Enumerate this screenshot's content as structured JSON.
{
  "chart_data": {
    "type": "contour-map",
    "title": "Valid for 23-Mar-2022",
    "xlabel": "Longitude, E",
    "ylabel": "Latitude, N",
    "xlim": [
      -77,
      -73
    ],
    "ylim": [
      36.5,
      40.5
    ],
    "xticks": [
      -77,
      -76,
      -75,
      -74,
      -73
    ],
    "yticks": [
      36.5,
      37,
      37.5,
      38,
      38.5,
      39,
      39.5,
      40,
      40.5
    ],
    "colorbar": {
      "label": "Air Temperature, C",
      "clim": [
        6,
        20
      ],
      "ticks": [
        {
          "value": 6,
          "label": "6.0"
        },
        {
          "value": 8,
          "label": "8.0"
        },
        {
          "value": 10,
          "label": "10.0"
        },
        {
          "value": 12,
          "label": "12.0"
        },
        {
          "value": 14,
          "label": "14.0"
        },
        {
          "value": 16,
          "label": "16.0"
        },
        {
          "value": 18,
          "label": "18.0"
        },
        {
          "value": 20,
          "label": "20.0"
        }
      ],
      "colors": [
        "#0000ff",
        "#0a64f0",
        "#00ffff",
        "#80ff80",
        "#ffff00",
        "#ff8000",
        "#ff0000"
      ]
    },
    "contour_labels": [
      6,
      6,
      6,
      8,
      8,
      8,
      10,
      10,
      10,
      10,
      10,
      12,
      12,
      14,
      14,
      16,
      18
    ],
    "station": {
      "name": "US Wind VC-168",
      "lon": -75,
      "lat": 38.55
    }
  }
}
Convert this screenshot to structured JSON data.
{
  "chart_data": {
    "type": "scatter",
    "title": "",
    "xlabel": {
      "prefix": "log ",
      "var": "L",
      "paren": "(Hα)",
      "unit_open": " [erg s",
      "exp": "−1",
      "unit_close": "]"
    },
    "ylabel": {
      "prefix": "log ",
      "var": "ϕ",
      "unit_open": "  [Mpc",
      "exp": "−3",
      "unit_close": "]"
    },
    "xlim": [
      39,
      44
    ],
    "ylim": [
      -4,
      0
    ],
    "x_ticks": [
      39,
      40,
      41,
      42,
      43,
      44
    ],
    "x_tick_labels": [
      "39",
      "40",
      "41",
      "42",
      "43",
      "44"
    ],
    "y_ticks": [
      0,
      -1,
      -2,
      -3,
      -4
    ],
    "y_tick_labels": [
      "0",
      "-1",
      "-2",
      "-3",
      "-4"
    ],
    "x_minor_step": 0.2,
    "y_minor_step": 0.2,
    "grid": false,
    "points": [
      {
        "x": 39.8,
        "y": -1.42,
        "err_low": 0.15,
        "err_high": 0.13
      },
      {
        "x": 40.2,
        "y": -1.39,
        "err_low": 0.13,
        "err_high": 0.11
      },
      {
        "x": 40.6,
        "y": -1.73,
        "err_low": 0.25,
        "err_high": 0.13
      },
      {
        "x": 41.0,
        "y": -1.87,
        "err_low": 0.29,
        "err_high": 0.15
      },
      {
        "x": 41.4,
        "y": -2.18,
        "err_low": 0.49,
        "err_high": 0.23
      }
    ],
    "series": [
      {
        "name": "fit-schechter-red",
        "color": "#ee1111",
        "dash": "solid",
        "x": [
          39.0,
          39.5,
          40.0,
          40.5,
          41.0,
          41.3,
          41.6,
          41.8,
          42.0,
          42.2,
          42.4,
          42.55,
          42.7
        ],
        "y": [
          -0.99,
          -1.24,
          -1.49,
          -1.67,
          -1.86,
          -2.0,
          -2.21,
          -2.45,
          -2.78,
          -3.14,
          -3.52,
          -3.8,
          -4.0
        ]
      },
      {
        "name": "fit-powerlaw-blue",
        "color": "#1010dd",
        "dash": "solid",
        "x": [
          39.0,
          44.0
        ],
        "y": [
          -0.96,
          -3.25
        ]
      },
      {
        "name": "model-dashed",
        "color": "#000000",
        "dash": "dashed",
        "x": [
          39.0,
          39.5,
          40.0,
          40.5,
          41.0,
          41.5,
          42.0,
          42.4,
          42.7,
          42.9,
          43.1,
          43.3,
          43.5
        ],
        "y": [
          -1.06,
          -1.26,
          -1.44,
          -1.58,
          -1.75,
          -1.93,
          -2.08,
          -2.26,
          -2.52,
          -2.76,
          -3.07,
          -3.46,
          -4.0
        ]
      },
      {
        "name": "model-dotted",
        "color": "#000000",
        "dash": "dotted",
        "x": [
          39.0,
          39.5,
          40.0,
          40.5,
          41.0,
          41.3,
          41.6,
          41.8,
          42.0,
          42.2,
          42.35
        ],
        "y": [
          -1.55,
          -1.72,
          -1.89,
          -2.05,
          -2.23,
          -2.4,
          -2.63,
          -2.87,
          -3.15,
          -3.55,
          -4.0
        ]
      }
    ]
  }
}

- [Short problem] Output all preceding records character for character.

- [Output for this exercise]
Enumerate this screenshot's content as structured JSON.
{
  "chart_data": {
    "type": "contour-map",
    "title": "Valid for 23-Mar-2022",
    "xlabel": "Longitude, E",
    "ylabel": "Latitude, N",
    "xlim": [
      -77,
      -73
    ],
    "ylim": [
      36.5,
      40.5
    ],
    "xticks": [
      -77,
      -76,
      -75,
      -74,
      -73
    ],
    "yticks": [
      36.5,
      37,
      37.5,
      38,
      38.5,
      39,
      39.5,
      40,
      40.5
    ],
    "colorbar": {
      "label": "Air Temperature, C",
      "clim": [
        6,
        20
      ],
      "ticks": [
        {
          "value": 6,
          "label": "6.0"
        },
        {
          "value": 8,
          "label": "8.0"
        },
        {
          "value": 10,
          "label": "10.0"
        },
        {
          "value": 12,
          "label": "12.0"
        },
        {
          "value": 14,
          "label": "14.0"
        },
        {
          "value": 16,
          "label": "16.0"
        },
        {
          "value": 18,
          "label": "18.0"
        },
        {
          "value": 20,
          "label": "20.0"
        }
      ],
      "colors": [
        "#0000ff",
        "#0a64f0",
        "#00ffff",
        "#80ff80",
        "#ffff00",
        "#ff8000",
        "#ff0000"
      ]
    },
    "contour_labels": [
      6,
      6,
      6,
      8,
      8,
      8,
      10,
      10,
      10,
      10,
      10,
      12,
      12,
      14,
      14,
      16,
      18
    ],
    "station": {
      "name": "US Wind VC-168",
      "lon": -75,
      "lat": 38.55
    }
  }
}
Convert this screenshot to structured JSON data.
{
  "chart_data": {
    "type": "scatter",
    "title": "",
    "xlabel": {
      "prefix": "log ",
      "var": "L",
      "paren": "(Hα)",
      "unit_open": " [erg s",
      "exp": "−1",
      "unit_close": "]"
    },
    "ylabel": {
      "prefix": "log ",
      "var": "ϕ",
      "unit_open": "  [Mpc",
      "exp": "−3",
      "unit_close": "]"
    },
    "xlim": [
      39,
      44
    ],
    "ylim": [
      -4,
      0
    ],
    "x_ticks": [
      39,
      40,
      41,
      42,
      43,
      44
    ],
    "x_tick_labels": [
      "39",
      "40",
      "41",
      "42",
      "43",
      "44"
    ],
    "y_ticks": [
      0,
      -1,
      -2,
      -3,
      -4
    ],
    "y_tick_labels": [
      "0",
      "-1",
      "-2",
      "-3",
      "-4"
    ],
    "x_minor_step": 0.2,
    "y_minor_step": 0.2,
    "grid": false,
    "points": [
      {
        "x": 39.8,
        "y": -1.42,
        "err_low": 0.15,
        "err_high": 0.13
      },
      {
        "x": 40.2,
        "y": -1.39,
        "err_low": 0.13,
        "err_high": 0.11
      },
      {
        "x": 40.6,
        "y": -1.73,
        "err_low": 0.25,
        "err_high": 0.13
      },
      {
        "x": 41.0,
        "y": -1.87,
        "err_low": 0.29,
        "err_high": 0.15
      },
      {
        "x": 41.4,
        "y": -2.18,
        "err_low": 0.49,
        "err_high": 0.23
      }
    ],
    "series": [
      {
        "name": "fit-schechter-red",
        "color": "#ee1111",
        "dash": "solid",
        "x": [
          39.0,
          39.5,
          40.0,
          40.5,
          41.0,
          41.3,
          41.6,
          41.8,
          42.0,
          42.2,
          42.4,
          42.55,
          42.7
        ],
        "y": [
          -0.99,
          -1.24,
          -1.49,
          -1.67,
          -1.86,
          -2.0,
          -2.21,
          -2.45,
          -2.78,
          -3.14,
          -3.52,
          -3.8,
          -4.0
        ]
      },
      {
        "name": "fit-powerlaw-blue",
        "color": "#1010dd",
        "dash": "solid",
        "x": [
          39.0,
          44.0
        ],
        "y": [
          -0.96,
          -3.25
        ]
      },
      {
        "name": "model-dashed",
        "color": "#000000",
        "dash": "dashed",
        "x": [
          39.0,
          39.5,
          40.0,
          40.5,
          41.0,
          41.5,
          42.0,
          42.4,
          42.7,
          42.9,
          43.1,
          43.3,
          43.5
        ],
        "y": [
          -1.06,
          -1.26,
          -1.44,
          -1.58,
          -1.75,
          -1.93,
          -2.08,
          -2.26,
          -2.52,
          -2.76,
          -3.07,
          -3.46,
          -4.0
        ]
      },
      {
        "name": "model-dotted",
        "color": "#000000",
        "dash": "dotted",
        "x": [
          39.0,
          39.5,
          40.0,
          40.5,
          41.0,
          41.3,
          41.6,
          41.8,
          42.0,
          42.2,
          42.35
        ],
        "y": [
          -1.55,
          -1.72,
          -1.89,
          -2.05,
          -2.23,
          -2.4,
          -2.63,
          -2.87,
          -3.15,
          -3.55,
          -4.0
        ]
      }
    ]
  }
}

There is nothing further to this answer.